## Instructions to follow
Set the following entries down again exactly, line by line.

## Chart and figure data
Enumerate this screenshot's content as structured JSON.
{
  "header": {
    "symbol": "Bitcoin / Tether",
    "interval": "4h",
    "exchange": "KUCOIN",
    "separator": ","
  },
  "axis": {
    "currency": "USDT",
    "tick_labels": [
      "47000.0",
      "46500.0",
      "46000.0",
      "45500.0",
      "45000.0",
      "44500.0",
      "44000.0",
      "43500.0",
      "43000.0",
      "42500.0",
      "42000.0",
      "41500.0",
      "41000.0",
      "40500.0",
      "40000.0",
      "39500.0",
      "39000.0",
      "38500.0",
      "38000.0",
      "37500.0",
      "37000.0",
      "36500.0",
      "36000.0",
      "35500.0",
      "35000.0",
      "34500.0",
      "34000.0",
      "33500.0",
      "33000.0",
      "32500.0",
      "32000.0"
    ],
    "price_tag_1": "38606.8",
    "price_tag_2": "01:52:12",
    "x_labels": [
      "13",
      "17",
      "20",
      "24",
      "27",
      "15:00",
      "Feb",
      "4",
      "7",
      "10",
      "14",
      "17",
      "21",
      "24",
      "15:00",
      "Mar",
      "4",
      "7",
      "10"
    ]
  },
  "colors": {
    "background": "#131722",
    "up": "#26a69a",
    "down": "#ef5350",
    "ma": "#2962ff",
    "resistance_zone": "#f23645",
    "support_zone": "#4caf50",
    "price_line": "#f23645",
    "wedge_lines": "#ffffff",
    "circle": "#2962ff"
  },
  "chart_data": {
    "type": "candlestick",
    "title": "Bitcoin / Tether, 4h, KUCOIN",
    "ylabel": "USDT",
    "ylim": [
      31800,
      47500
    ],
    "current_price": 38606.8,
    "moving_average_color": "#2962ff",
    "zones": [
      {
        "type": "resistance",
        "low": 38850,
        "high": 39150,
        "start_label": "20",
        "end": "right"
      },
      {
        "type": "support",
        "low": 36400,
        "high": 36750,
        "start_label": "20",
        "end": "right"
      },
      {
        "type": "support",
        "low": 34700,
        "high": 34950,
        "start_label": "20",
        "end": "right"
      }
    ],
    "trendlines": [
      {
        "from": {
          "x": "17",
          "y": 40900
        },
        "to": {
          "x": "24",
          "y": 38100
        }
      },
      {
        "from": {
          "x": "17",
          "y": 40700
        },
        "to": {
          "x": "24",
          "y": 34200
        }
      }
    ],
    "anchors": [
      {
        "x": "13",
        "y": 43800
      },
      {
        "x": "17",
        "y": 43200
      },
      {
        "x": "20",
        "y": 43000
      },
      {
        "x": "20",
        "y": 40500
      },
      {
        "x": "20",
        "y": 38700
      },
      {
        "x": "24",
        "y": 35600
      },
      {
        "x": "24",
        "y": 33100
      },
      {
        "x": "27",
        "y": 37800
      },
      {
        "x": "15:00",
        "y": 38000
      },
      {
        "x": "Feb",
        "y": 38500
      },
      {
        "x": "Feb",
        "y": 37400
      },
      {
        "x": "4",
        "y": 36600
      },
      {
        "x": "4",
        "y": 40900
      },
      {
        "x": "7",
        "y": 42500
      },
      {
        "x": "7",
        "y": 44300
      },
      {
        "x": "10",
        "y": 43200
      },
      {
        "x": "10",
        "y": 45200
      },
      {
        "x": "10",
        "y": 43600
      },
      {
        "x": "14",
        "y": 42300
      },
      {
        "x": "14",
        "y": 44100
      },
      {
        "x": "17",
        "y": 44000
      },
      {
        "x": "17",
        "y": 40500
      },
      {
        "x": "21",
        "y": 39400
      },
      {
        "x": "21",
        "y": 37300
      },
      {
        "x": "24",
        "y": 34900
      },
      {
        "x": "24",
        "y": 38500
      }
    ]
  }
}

## Reply
Enumerate this screenshot's content as structured JSON.
{
  "header": {
    "symbol": "Bitcoin / Tether",
    "interval": "4h",
    "exchange": "KUCOIN",
    "separator": ","
  },
  "axis": {
    "currency": "USDT",
    "tick_labels": [
      "47000.0",
      "46500.0",
      "46000.0",
      "45500.0",
      "45000.0",
      "44500.0",
      "44000.0",
      "43500.0",
      "43000.0",
      "42500.0",
      "42000.0",
      "41500.0",
      "41000.0",
      "40500.0",
      "40000.0",
      "39500.0",
      "39000.0",
      "38500.0",
      "38000.0",
      "37500.0",
      "37000.0",
      "36500.0",
      "36000.0",
      "35500.0",
      "35000.0",
      "34500.0",
      "34000.0",
      "33500.0",
      "33000.0",
      "32500.0",
      "32000.0"
    ],
    "price_tag_1": "38606.8",
    "price_tag_2": "01:52:12",
    "x_labels": [
      "13",
      "17",
      "20",
      "24",
      "27",
      "15:00",
      "Feb",
      "4",
      "7",
      "10",
      "14",
      "17",
      "21",
      "24",
      "15:00",
      "Mar",
      "4",
      "7",
      "10"
    ]
  },
  "colors": {
    "background": "#131722",
    "up": "#26a69a",
    "down": "#ef5350",
    "ma": "#2962ff",
    "resistance_zone": "#f23645",
    "support_zone": "#4caf50",
    "price_line": "#f23645",
    "wedge_lines": "#ffffff",
    "circle": "#2962ff"
  },
  "chart_data": {
    "type": "candlestick",
    "title": "Bitcoin / Tether, 4h, KUCOIN",
    "ylabel": "USDT",
    "ylim": [
      31800,
      47500
    ],
    "current_price": 38606.8,
    "moving_average_color": "#2962ff",
    "zones": [
      {
        "type": "resistance",
        "low": 38850,
        "high": 39150,
        "start_label": "20",
        "end": "right"
      },
      {
        "type": "support",
        "low": 36400,
        "high": 36750,
        "start_label": "20",
        "end": "right"
      },
      {
        "type": "support",
        "low": 34700,
        "high": 34950,
        "start_label": "20",
        "end": "right"
      }
    ],
    "trendlines": [
      {
        "from": {
          "x": "17",
          "y": 40900
        },
        "to": {
          "x": "24",
          "y": 38100
        }
      },
      {
        "from": {
          "x": "17",
          "y": 40700
        },
        "to": {
          "x": "24",
          "y": 34200
        }
      }
    ],
    "anchors": [
      {
        "x": "13",
        "y": 43800
      },
      {
        "x": "17",
        "y": 43200
      },
      {
        "x": "20",
        "y": 43000
      },
      {
        "x": "20",
        "y": 40500
      },
      {
        "x": "20",
        "y": 38700
      },
      {
        "x": "24",
        "y": 35600
      },
      {
        "x": "24",
        "y": 33100
      },
      {
        "x": "27",
        "y": 37800
      },
      {
        "x": "15:00",
        "y": 38000
      },
      {
        "x": "Feb",
        "y": 38500
      },
      {
        "x": "Feb",
        "y": 37400
      },
      {
        "x": "4",
        "y": 36600
      },
      {
        "x": "4",
        "y": 40900
      },
      {
        "x": "7",
        "y": 42500
      },
      {
        "x": "7",
        "y": 44300
      },
      {
        "x": "10",
        "y": 43200
      },
      {
        "x": "10",
        "y": 45200
      },
      {
        "x": "10",
        "y": 43600
      },
      {
        "x": "14",
        "y": 42300
      },
      {
        "x": "14",
        "y": 44100
      },
      {
        "x": "17",
        "y": 44000
      },
      {
        "x": "17",
        "y": 40500
      },
      {
        "x": "21",
        "y": 39400
      },
      {
        "x": "21",
        "y": 37300
      },
      {
        "x": "24",
        "y": 34900
      },
      {
        "x": "24",
        "y": 38500
      }
    ]
  }
}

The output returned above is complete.